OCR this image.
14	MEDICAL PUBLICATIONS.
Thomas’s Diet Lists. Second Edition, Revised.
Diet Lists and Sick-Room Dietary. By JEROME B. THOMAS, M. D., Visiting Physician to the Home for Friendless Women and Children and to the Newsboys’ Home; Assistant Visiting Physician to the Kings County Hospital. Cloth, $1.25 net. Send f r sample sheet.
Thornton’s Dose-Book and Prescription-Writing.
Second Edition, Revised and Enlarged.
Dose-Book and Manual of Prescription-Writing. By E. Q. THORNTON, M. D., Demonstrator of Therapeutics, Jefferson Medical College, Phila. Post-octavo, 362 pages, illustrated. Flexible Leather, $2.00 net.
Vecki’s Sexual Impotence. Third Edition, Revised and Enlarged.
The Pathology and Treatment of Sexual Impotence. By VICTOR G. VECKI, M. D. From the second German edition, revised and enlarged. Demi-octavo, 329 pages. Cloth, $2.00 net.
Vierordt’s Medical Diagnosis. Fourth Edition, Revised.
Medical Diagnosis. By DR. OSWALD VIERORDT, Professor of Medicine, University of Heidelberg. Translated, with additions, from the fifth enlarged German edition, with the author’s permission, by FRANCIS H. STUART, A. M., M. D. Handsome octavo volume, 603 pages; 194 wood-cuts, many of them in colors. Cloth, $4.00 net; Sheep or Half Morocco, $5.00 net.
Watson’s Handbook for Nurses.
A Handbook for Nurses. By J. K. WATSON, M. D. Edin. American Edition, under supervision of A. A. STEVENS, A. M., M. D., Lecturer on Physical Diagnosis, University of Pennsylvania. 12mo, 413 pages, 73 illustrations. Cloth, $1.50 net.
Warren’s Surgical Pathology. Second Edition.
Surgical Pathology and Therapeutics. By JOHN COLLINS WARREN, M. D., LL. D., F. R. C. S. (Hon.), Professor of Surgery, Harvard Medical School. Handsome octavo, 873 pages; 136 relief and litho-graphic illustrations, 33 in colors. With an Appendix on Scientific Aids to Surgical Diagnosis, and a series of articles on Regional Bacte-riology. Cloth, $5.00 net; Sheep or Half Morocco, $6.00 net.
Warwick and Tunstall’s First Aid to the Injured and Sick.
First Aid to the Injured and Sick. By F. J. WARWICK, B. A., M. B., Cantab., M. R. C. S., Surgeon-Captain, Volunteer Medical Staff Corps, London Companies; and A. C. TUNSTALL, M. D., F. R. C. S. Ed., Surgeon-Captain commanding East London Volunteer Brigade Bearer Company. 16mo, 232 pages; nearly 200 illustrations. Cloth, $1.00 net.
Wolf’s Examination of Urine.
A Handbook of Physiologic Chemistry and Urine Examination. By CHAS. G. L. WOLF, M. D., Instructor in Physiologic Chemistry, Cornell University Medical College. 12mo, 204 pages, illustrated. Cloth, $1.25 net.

**Given task:**
Generate an exact reproduction of all entries.

**Response:**
OCR this image.
14	MEDICAL PUBLICATIONS.
Thomas’s Diet Lists. Second Edition, Revised.
Diet Lists and Sick-Room Dietary. By JEROME B. THOMAS, M. D., Visiting Physician to the Home for Friendless Women and Children and to the Newsboys’ Home; Assistant Visiting Physician to the Kings County Hospital. Cloth, $1.25 net. Send f r sample sheet.
Thornton’s Dose-Book and Prescription-Writing.
Second Edition, Revised and Enlarged.
Dose-Book and Manual of Prescription-Writing. By E. Q. THORNTON, M. D., Demonstrator of Therapeutics, Jefferson Medical College, Phila. Post-octavo, 362 pages, illustrated. Flexible Leather, $2.00 net.
Vecki’s Sexual Impotence. Third Edition, Revised and Enlarged.
The Pathology and Treatment of Sexual Impotence. By VICTOR G. VECKI, M. D. From the second German edition, revised and enlarged. Demi-octavo, 329 pages. Cloth, $2.00 net.
Vierordt’s Medical Diagnosis. Fourth Edition, Revised.
Medical Diagnosis. By DR. OSWALD VIERORDT, Professor of Medicine, University of Heidelberg. Translated, with additions, from the fifth enlarged German edition, with the author’s permission, by FRANCIS H. STUART, A. M., M. D. Handsome octavo volume, 603 pages; 194 wood-cuts, many of them in colors. Cloth, $4.00 net; Sheep or Half Morocco, $5.00 net.
Watson’s Handbook for Nurses.
A Handbook for Nurses. By J. K. WATSON, M. D. Edin. American Edition, under supervision of A. A. STEVENS, A. M., M. D., Lecturer on Physical Diagnosis, University of Pennsylvania. 12mo, 413 pages, 73 illustrations. Cloth, $1.50 net.
Warren’s Surgical Pathology. Second Edition.
Surgical Pathology and Therapeutics. By JOHN COLLINS WARREN, M. D., LL. D., F. R. C. S. (Hon.), Professor of Surgery, Harvard Medical School. Handsome octavo, 873 pages; 136 relief and litho-graphic illustrations, 33 in colors. With an Appendix on Scientific Aids to Surgical Diagnosis, and a series of articles on Regional Bacte-riology. Cloth, $5.00 net; Sheep or Half Morocco, $6.00 net.
Warwick and Tunstall’s First Aid to the Injured and Sick.
First Aid to the Injured and Sick. By F. J. WARWICK, B. A., M. B., Cantab., M. R. C. S., Surgeon-Captain, Volunteer Medical Staff Corps, London Companies; and A. C. TUNSTALL, M. D., F. R. C. S. Ed., Surgeon-Captain commanding East London Volunteer Brigade Bearer Company. 16mo, 232 pages; nearly 200 illustrations. Cloth, $1.00 net.
Wolf’s Examination of Urine.
A Handbook of Physiologic Chemistry and Urine Examination. By CHAS. G. L. WOLF, M. D., Instructor in Physiologic Chemistry, Cornell University Medical College. 12mo, 204 pages, illustrated. Cloth, $1.25 net.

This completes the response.